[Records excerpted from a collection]
· · ·
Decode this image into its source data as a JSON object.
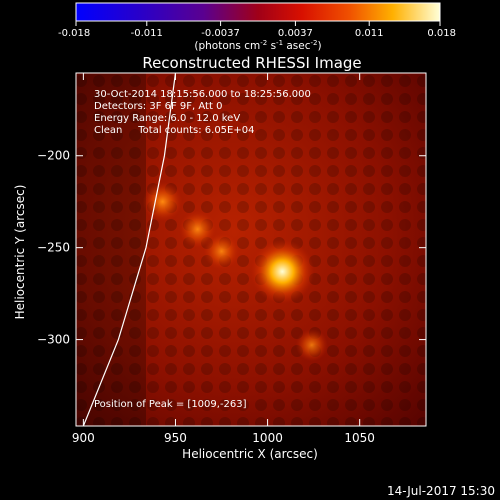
{
  "chart_data": {
    "type": "heatmap",
    "title": "Reconstructed RHESSI Image",
    "xlabel": "Heliocentric X (arcsec)",
    "ylabel": "Heliocentric Y (arcsec)",
    "xlim": [
      896,
      1086
    ],
    "ylim": [
      -347,
      -155
    ],
    "xticks": [
      900,
      950,
      1000,
      1050
    ],
    "yticks": [
      -200,
      -250,
      -300
    ],
    "colorbar": {
      "ticks": [
        "-0.018",
        "-0.011",
        "-0.0037",
        "0.0037",
        "0.011",
        "0.018"
      ],
      "range": [
        -0.018,
        0.018
      ],
      "units_prefix": "(photons cm",
      "units_exp1": "-2",
      "units_mid": " s",
      "units_exp2": "-1",
      "units_mid2": " asec",
      "units_exp3": "-2",
      "units_suffix": ")"
    },
    "annotations": [
      "30-Oct-2014 18:15:56.000 to 18:25:56.000",
      "Detectors: 3F 6F 9F, Att 0",
      "Energy Range: 6.0 - 12.0 keV",
      "Clean     Total counts: 6.05E+04"
    ],
    "peak_label": "Position of Peak = [1009,-263]",
    "peak": {
      "x": 1009,
      "y": -263
    },
    "sources": [
      {
        "x": 1008,
        "y": -263,
        "intensity": 0.018
      },
      {
        "x": 943,
        "y": -225,
        "intensity": 0.008
      },
      {
        "x": 962,
        "y": -240,
        "intensity": 0.007
      },
      {
        "x": 975,
        "y": -252,
        "intensity": 0.0065
      },
      {
        "x": 1024,
        "y": -303,
        "intensity": 0.005
      }
    ],
    "limb_curve": [
      [
        950,
        -155
      ],
      [
        944,
        -200
      ],
      [
        934,
        -250
      ],
      [
        919,
        -300
      ],
      [
        900,
        -347
      ]
    ],
    "grid": false
  },
  "footer": {
    "date": "14-Jul-2017 15:30"
  }
}
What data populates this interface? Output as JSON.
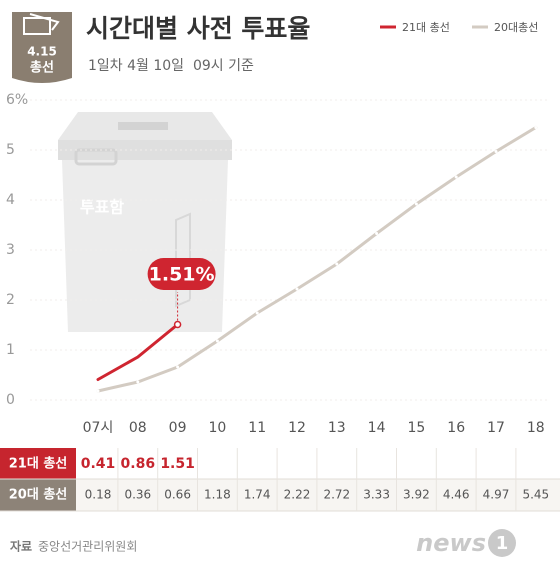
{
  "badge": {
    "line1": "4.15",
    "line2": "총선"
  },
  "chart_data": {
    "type": "line",
    "title": "시간대별 사전 투표율",
    "subtitle": "1일차 4월 10일  09시 기준",
    "categories": [
      "07시",
      "08",
      "09",
      "10",
      "11",
      "12",
      "13",
      "14",
      "15",
      "16",
      "17",
      "18"
    ],
    "series": [
      {
        "name": "21대 총선",
        "color": "#cf2530",
        "values": [
          0.41,
          0.86,
          1.51,
          null,
          null,
          null,
          null,
          null,
          null,
          null,
          null,
          null
        ],
        "value_labels": [
          null,
          null,
          "1.51%",
          null,
          null,
          null,
          null,
          null,
          null,
          null,
          null,
          null
        ]
      },
      {
        "name": "20대총선",
        "color": "#d3cbc2",
        "values": [
          0.18,
          0.36,
          0.66,
          1.18,
          1.74,
          2.22,
          2.72,
          3.33,
          3.92,
          4.46,
          4.97,
          5.45
        ]
      }
    ],
    "ylim": [
      0,
      6
    ],
    "yticks": [
      0,
      1,
      2,
      3,
      4,
      5,
      {
        "value": 6,
        "label": "6%"
      }
    ],
    "grid": true,
    "legend": "top-right",
    "illustration_label": "투표함",
    "table_row_labels": [
      "21대 총선",
      "20대 총선"
    ]
  },
  "footer": {
    "source_label": "자료",
    "source": "중앙선거관리위원회",
    "logo": "news",
    "logo_mark": "1"
  }
}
· · ·
GOAL - Take every line from the data that contains the word "Heliocentric".

PROBLEM SOLUTION -
    "xlabel": "Heliocentric X (arcsec)",
    "ylabel": "Heliocentric Y (arcsec)",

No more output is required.